• _Task instructions_: Reproduce every record below exactly as written, leaving out any pictures.

• _Data listing_:
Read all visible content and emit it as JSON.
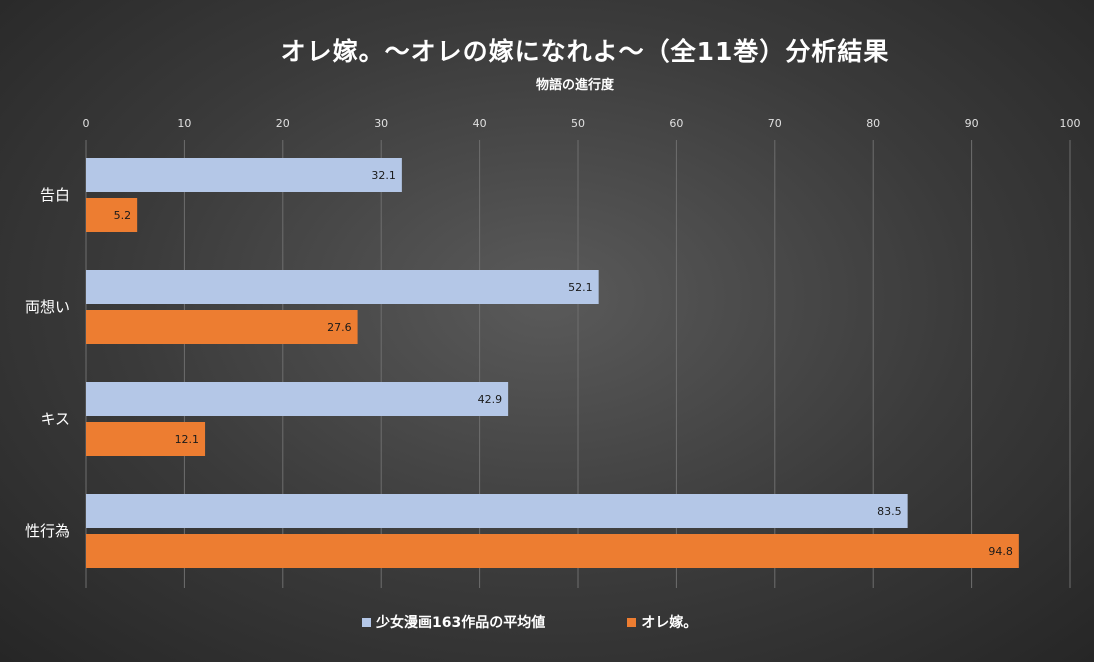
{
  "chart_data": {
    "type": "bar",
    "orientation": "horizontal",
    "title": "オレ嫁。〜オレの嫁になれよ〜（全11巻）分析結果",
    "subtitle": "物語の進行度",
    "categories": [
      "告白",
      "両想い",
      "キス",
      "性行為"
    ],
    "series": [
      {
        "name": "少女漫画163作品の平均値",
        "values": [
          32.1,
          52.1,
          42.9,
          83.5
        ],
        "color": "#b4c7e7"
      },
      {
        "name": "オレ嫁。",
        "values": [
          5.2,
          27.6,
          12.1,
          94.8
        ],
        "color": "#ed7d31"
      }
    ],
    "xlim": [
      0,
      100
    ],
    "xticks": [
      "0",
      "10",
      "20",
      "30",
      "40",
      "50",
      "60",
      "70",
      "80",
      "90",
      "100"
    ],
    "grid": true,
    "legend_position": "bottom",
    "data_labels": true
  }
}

• _Solution below_:
Read all visible content and emit it as JSON.
{
  "chart_data": {
    "type": "bar",
    "orientation": "horizontal",
    "title": "オレ嫁。〜オレの嫁になれよ〜（全11巻）分析結果",
    "subtitle": "物語の進行度",
    "categories": [
      "告白",
      "両想い",
      "キス",
      "性行為"
    ],
    "series": [
      {
        "name": "少女漫画163作品の平均値",
        "values": [
          32.1,
          52.1,
          42.9,
          83.5
        ],
        "color": "#b4c7e7"
      },
      {
        "name": "オレ嫁。",
        "values": [
          5.2,
          27.6,
          12.1,
          94.8
        ],
        "color": "#ed7d31"
      }
    ],
    "xlim": [
      0,
      100
    ],
    "xticks": [
      "0",
      "10",
      "20",
      "30",
      "40",
      "50",
      "60",
      "70",
      "80",
      "90",
      "100"
    ],
    "grid": true,
    "legend_position": "bottom",
    "data_labels": true
  }
}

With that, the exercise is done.